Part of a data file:
▼▼▼
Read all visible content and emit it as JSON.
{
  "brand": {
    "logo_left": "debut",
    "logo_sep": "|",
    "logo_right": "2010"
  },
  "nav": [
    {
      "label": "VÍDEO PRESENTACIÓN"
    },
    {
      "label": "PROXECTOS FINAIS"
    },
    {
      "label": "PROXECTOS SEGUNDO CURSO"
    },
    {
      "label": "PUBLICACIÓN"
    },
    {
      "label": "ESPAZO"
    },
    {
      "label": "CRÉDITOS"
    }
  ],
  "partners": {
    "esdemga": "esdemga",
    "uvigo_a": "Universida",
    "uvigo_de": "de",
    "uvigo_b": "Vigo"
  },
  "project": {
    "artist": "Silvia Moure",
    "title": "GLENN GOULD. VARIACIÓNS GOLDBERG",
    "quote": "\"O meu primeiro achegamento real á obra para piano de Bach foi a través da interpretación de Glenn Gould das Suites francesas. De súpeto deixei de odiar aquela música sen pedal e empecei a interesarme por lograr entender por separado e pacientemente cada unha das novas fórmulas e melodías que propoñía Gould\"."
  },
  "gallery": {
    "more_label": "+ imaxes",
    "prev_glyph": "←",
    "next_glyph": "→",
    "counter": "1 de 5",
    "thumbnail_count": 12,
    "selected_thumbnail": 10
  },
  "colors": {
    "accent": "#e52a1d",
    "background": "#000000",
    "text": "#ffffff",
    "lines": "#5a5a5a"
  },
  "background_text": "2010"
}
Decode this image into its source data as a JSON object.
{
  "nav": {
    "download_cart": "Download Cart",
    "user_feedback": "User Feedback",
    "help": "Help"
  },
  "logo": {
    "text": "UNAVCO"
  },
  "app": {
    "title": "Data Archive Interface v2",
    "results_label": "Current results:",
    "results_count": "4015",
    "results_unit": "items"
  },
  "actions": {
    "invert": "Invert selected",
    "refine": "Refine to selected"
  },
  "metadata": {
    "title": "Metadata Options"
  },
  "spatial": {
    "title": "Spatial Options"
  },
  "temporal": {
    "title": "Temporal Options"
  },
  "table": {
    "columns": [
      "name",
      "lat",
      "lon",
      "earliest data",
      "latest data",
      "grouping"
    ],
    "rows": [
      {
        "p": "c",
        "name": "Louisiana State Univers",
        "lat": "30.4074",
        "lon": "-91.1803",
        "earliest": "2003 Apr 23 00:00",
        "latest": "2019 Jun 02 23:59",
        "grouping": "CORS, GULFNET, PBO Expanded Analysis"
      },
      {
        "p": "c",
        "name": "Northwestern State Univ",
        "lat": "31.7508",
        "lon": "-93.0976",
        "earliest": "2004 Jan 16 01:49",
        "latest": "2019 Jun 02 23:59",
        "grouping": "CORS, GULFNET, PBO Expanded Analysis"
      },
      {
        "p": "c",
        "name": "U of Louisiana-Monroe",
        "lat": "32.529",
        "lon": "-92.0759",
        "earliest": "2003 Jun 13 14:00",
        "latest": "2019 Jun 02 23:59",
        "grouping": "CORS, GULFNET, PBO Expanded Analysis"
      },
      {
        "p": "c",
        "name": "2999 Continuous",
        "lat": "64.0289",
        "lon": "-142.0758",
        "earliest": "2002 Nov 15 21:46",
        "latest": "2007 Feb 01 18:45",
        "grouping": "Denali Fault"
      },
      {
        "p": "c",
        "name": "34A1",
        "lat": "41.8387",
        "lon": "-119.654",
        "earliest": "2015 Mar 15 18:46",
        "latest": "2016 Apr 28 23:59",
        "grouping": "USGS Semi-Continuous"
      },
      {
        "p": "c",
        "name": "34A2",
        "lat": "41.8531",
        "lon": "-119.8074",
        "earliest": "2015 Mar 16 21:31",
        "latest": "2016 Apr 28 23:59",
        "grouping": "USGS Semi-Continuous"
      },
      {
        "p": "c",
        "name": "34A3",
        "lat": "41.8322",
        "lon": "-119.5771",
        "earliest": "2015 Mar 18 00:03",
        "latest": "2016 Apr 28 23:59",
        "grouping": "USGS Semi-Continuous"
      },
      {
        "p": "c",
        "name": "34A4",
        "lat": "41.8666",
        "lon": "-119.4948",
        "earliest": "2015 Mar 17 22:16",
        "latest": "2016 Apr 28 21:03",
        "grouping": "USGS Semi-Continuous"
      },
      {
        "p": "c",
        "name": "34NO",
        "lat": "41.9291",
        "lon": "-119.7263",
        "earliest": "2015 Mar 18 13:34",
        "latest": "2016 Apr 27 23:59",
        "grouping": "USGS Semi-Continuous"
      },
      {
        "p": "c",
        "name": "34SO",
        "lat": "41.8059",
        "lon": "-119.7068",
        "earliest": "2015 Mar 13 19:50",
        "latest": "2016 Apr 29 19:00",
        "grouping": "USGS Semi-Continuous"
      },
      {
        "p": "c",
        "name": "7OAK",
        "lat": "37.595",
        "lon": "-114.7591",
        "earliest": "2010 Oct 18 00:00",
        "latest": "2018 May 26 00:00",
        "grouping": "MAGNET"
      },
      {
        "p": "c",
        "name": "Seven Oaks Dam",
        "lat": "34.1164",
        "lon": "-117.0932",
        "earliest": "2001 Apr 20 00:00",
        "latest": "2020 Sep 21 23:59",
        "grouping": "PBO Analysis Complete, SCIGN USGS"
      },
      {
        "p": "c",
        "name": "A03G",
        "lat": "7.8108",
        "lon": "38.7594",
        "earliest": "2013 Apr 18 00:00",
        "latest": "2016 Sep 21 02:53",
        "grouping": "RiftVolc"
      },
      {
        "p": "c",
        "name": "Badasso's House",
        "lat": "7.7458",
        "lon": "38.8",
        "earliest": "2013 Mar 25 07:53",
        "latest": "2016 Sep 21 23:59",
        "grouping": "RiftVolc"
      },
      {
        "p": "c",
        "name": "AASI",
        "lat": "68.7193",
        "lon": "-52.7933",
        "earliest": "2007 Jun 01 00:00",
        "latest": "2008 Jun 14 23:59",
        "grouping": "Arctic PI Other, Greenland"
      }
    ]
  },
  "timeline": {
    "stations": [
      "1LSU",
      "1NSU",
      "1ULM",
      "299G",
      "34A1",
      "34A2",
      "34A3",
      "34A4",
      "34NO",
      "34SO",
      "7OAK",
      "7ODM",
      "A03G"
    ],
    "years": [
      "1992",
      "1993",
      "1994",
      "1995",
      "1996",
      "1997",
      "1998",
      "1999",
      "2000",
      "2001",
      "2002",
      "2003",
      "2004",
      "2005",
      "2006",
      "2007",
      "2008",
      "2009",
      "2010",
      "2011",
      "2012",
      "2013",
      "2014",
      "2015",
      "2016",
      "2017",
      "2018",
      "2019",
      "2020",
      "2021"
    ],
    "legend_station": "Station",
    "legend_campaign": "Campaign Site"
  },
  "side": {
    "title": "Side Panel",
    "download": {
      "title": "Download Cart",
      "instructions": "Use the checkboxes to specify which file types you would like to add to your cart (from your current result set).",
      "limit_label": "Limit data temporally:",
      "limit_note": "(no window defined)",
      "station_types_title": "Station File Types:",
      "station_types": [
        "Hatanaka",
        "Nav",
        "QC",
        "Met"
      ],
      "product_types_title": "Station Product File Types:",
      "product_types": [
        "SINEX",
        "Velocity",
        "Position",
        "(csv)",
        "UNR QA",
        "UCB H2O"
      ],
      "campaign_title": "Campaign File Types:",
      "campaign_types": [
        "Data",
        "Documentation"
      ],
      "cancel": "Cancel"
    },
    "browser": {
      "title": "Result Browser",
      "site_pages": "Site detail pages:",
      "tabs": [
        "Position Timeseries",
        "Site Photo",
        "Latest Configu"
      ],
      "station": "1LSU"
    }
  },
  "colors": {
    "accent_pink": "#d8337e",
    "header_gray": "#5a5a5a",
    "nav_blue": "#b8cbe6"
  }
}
▲▲▲
▼▼▼
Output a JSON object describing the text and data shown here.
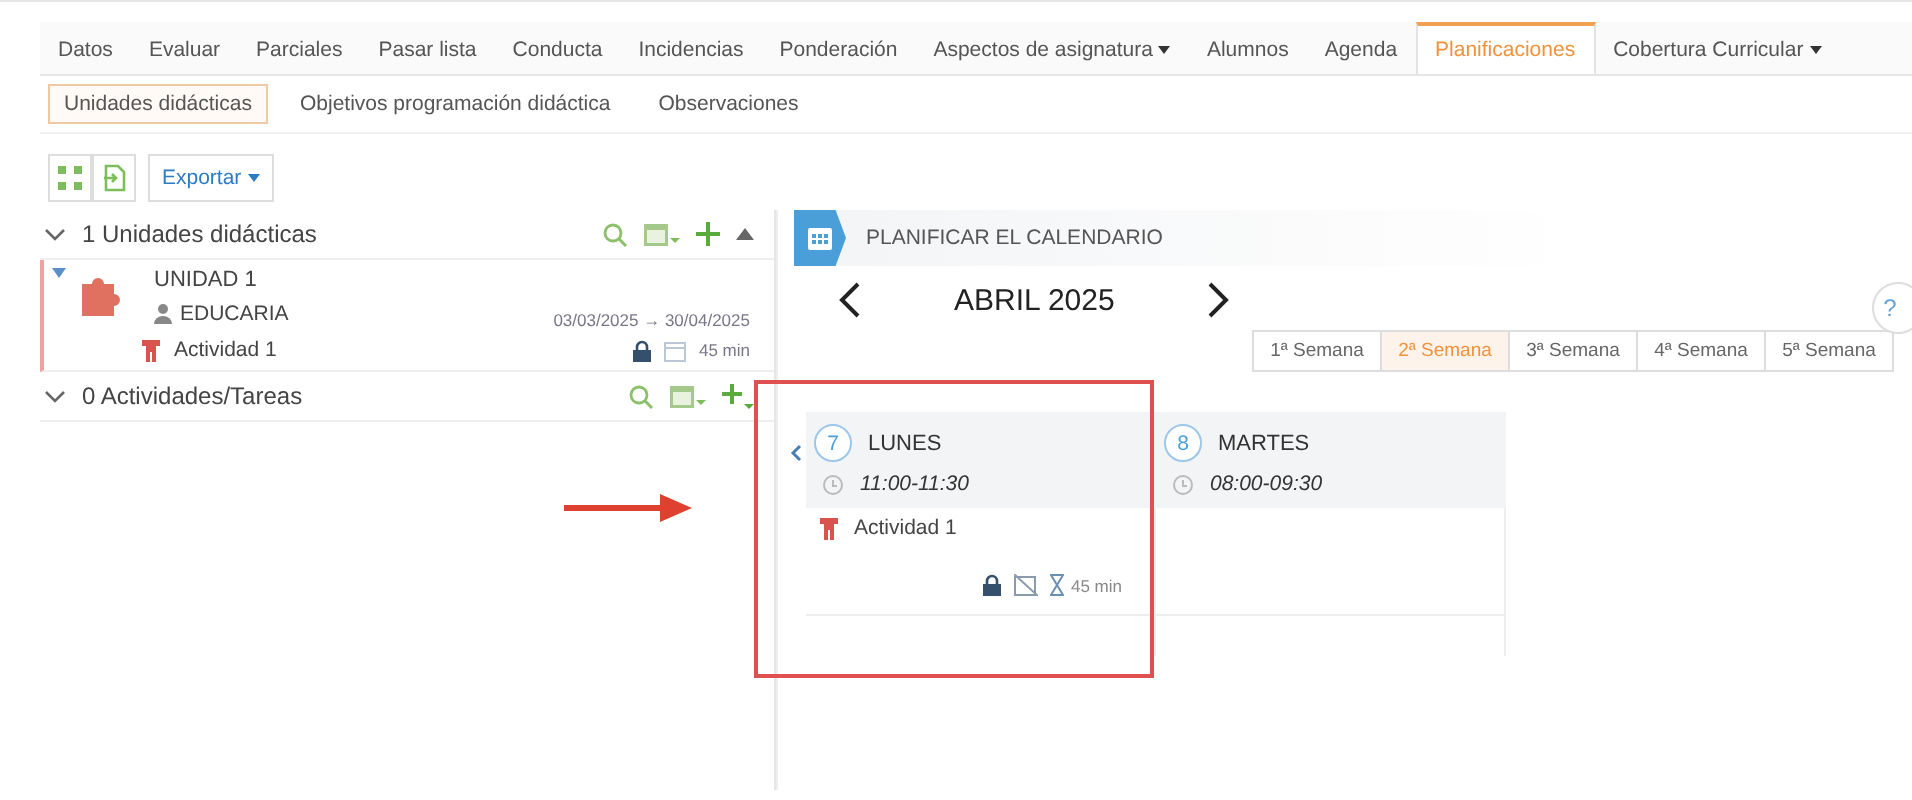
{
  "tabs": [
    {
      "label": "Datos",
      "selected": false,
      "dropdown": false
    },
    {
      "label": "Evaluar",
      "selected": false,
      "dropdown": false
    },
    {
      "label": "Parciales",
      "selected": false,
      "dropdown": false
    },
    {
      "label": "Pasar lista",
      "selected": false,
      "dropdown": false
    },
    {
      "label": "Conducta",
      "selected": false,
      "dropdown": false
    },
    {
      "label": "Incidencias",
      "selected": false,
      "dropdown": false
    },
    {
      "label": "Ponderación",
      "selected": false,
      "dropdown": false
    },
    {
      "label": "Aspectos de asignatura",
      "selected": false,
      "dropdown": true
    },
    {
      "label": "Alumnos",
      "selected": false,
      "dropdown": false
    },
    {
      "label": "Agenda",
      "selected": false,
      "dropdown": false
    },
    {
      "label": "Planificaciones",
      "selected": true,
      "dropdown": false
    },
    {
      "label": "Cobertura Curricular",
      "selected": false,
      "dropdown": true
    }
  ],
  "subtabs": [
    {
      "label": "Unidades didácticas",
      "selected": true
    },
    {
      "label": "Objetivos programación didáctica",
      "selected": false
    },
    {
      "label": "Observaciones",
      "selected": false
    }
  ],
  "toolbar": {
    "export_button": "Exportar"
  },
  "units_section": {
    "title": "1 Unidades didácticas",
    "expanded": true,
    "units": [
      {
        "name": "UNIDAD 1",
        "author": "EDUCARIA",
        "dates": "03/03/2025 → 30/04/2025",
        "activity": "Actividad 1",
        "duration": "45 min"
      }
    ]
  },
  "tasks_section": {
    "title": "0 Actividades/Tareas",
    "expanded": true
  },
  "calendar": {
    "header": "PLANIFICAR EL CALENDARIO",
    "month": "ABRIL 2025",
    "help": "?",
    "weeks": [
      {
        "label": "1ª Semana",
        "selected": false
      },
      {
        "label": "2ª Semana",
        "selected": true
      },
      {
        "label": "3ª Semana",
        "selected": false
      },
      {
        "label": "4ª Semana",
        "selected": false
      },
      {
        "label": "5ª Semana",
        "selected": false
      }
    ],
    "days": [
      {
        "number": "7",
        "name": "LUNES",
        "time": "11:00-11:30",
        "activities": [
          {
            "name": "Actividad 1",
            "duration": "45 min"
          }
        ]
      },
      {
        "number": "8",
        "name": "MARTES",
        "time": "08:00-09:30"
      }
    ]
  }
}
▲▲▲
▼▼▼
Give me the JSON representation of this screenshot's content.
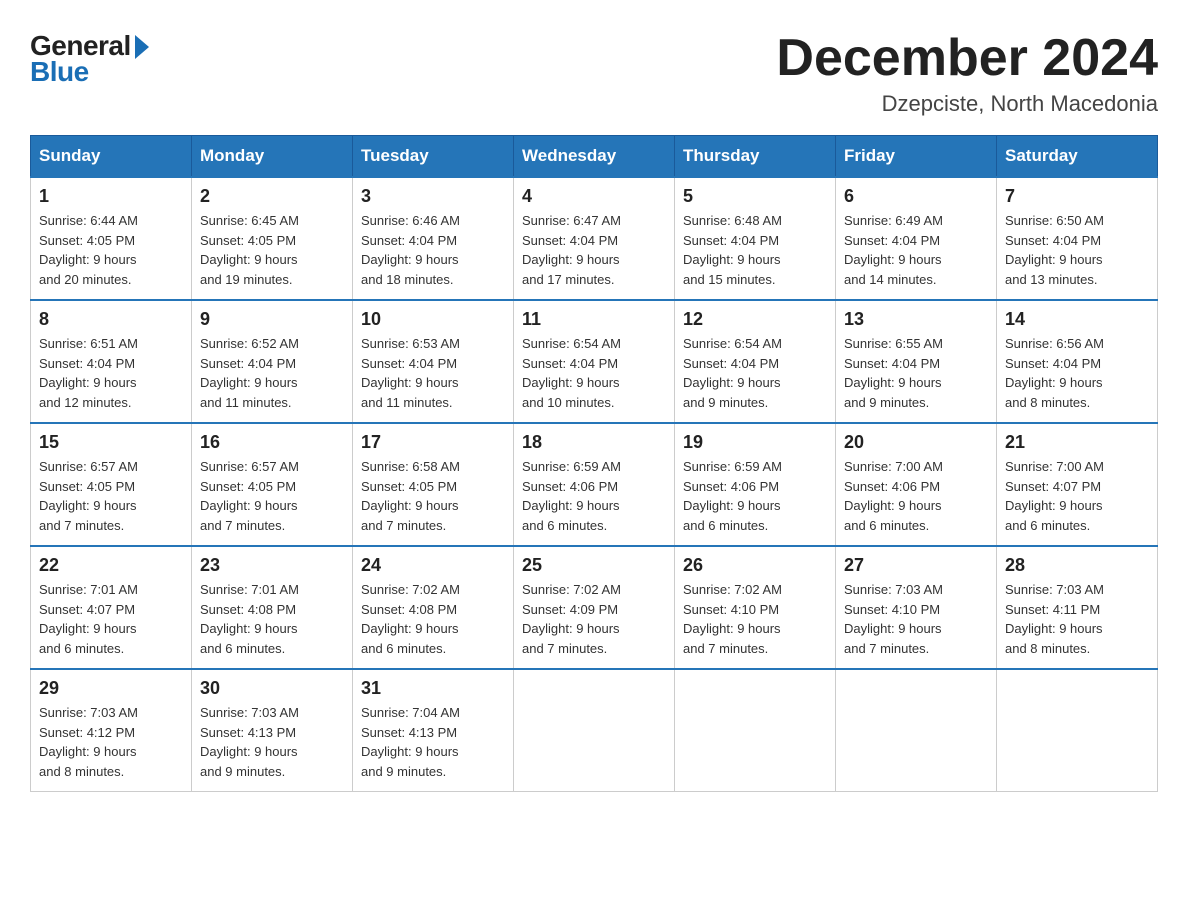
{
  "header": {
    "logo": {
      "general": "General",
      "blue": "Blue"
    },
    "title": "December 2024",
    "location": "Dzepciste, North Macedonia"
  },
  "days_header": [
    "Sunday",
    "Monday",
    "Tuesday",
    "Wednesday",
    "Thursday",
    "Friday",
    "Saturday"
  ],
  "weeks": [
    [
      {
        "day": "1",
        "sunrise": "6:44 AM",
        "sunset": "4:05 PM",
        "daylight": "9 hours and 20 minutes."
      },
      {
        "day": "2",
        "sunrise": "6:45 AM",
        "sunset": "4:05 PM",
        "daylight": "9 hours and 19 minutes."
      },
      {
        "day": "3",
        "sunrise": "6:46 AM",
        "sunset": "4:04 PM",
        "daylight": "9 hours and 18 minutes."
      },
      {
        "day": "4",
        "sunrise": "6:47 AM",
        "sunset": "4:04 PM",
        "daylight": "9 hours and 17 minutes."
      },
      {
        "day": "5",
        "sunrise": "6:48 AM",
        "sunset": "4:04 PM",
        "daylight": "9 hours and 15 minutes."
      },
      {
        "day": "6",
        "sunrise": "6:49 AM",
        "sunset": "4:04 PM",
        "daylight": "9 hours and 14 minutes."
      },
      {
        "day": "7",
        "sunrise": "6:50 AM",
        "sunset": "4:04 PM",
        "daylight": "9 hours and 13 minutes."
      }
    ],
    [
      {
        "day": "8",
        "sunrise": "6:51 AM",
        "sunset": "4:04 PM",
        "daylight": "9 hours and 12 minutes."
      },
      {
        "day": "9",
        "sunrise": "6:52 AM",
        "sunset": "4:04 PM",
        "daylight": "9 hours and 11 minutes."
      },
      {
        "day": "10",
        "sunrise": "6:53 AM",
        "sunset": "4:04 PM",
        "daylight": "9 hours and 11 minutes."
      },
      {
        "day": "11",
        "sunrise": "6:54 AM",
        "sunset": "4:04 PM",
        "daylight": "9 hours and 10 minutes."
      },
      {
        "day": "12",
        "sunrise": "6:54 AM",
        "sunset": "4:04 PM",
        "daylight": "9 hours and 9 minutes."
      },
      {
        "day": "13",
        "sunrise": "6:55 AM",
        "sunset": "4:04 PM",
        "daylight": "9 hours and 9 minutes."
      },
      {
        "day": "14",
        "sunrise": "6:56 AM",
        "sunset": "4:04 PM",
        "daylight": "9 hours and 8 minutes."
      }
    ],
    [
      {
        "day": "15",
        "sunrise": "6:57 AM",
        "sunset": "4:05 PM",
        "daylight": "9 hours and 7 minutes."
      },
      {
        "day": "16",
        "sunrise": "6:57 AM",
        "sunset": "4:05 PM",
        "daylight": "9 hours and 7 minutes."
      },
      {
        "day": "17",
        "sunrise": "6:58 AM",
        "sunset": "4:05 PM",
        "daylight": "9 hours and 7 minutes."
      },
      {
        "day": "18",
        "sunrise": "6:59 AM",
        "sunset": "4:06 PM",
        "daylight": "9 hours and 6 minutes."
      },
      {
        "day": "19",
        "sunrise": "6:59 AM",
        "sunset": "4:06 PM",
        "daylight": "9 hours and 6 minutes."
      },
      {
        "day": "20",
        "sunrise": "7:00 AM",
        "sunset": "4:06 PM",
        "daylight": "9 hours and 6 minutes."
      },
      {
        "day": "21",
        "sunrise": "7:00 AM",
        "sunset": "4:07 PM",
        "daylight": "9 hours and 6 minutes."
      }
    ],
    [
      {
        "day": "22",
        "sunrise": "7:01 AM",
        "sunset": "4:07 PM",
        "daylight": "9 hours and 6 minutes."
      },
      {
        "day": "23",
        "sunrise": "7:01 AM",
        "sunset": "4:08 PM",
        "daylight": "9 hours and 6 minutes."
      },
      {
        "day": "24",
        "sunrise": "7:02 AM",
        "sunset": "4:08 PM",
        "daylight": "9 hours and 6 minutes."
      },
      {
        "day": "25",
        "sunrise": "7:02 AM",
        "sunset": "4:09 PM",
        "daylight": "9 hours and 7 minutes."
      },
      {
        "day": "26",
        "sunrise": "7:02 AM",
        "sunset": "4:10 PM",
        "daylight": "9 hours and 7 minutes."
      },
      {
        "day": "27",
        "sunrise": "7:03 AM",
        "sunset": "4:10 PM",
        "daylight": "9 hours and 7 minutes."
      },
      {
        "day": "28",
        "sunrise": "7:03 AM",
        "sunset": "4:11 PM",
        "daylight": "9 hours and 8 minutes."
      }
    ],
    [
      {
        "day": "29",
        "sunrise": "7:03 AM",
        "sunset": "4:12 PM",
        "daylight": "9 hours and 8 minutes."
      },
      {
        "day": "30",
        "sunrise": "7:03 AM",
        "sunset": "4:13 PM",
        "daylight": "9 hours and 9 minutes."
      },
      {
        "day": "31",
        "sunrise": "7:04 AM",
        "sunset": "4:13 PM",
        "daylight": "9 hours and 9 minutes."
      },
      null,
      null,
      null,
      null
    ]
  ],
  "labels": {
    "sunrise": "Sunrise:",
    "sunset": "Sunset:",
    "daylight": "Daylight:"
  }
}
▲▲▲
Task directions: Copy out each line of the listing that holds "State".

Output below:
        "name": "Louisiana State Univers",
        "name": "Northwestern State Univ",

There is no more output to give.